◆ What needs to be done: Write out the material exactly, leaving every picture behind.

--- Start of Extracted entries ---

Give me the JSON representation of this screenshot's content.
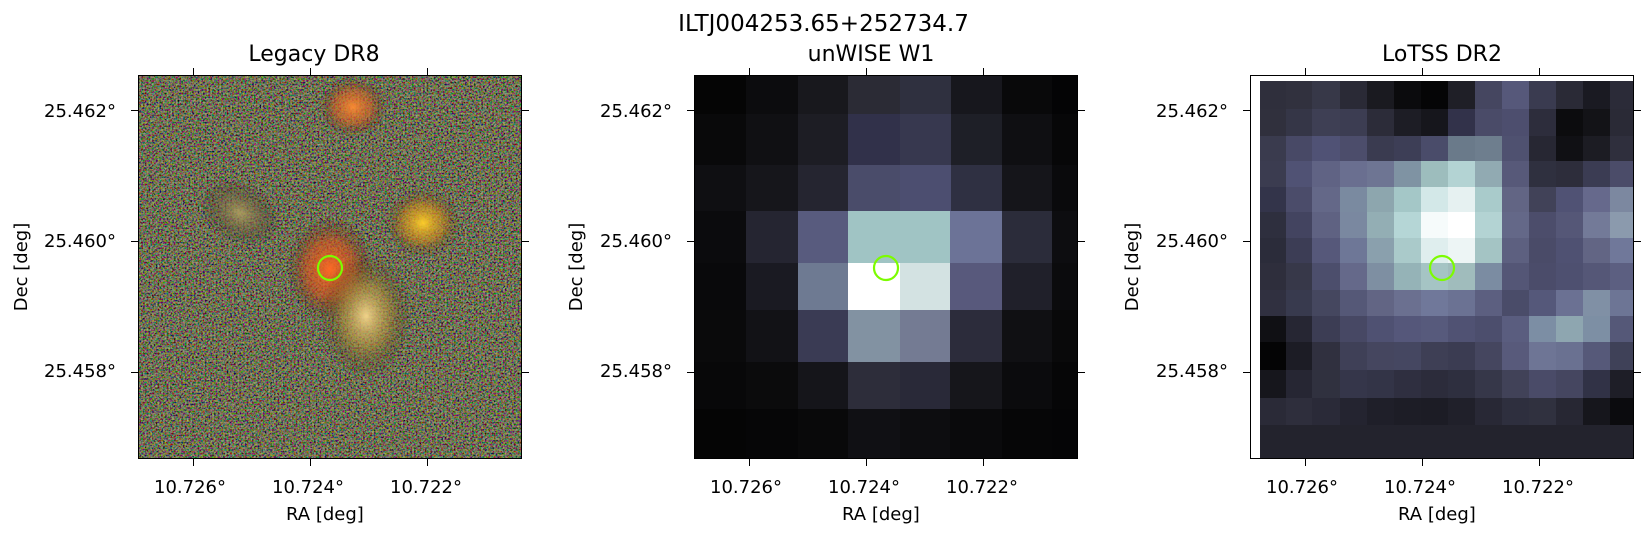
{
  "figure": {
    "title": "ILTJ004253.65+252734.7"
  },
  "panels": [
    {
      "title": "Legacy DR8",
      "xlabel": "RA [deg]",
      "ylabel": "Dec [deg]",
      "xticks": [
        "10.726°",
        "10.724°",
        "10.722°"
      ],
      "yticks": [
        "25.462°",
        "25.460°",
        "25.458°"
      ],
      "image": "optical color cutout with orange and yellow galaxy blobs",
      "marker_color": "#7cfc00"
    },
    {
      "title": "unWISE W1",
      "xlabel": "RA [deg]",
      "ylabel": "Dec [deg]",
      "xticks": [
        "10.726°",
        "10.724°",
        "10.722°"
      ],
      "yticks": [
        "25.462°",
        "25.460°",
        "25.458°"
      ],
      "image": "coarse pixel grayscale infrared cutout",
      "marker_color": "#7cfc00"
    },
    {
      "title": "LoTSS DR2",
      "xlabel": "RA [deg]",
      "ylabel": "Dec [deg]",
      "xticks": [
        "10.726°",
        "10.724°",
        "10.722°"
      ],
      "yticks": [
        "25.462°",
        "25.460°",
        "25.458°"
      ],
      "image": "radio cutout in bone colormap",
      "marker_color": "#7cfc00"
    }
  ]
}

--- End of Extracted entries ---

◆ Expected answer:
Give me the JSON representation of this screenshot's content.
{
  "figure": {
    "title": "ILTJ004253.65+252734.7"
  },
  "panels": [
    {
      "title": "Legacy DR8",
      "xlabel": "RA [deg]",
      "ylabel": "Dec [deg]",
      "xticks": [
        "10.726°",
        "10.724°",
        "10.722°"
      ],
      "yticks": [
        "25.462°",
        "25.460°",
        "25.458°"
      ],
      "image": "optical color cutout with orange and yellow galaxy blobs",
      "marker_color": "#7cfc00"
    },
    {
      "title": "unWISE W1",
      "xlabel": "RA [deg]",
      "ylabel": "Dec [deg]",
      "xticks": [
        "10.726°",
        "10.724°",
        "10.722°"
      ],
      "yticks": [
        "25.462°",
        "25.460°",
        "25.458°"
      ],
      "image": "coarse pixel grayscale infrared cutout",
      "marker_color": "#7cfc00"
    },
    {
      "title": "LoTSS DR2",
      "xlabel": "RA [deg]",
      "ylabel": "Dec [deg]",
      "xticks": [
        "10.726°",
        "10.724°",
        "10.722°"
      ],
      "yticks": [
        "25.462°",
        "25.460°",
        "25.458°"
      ],
      "image": "radio cutout in bone colormap",
      "marker_color": "#7cfc00"
    }
  ]
}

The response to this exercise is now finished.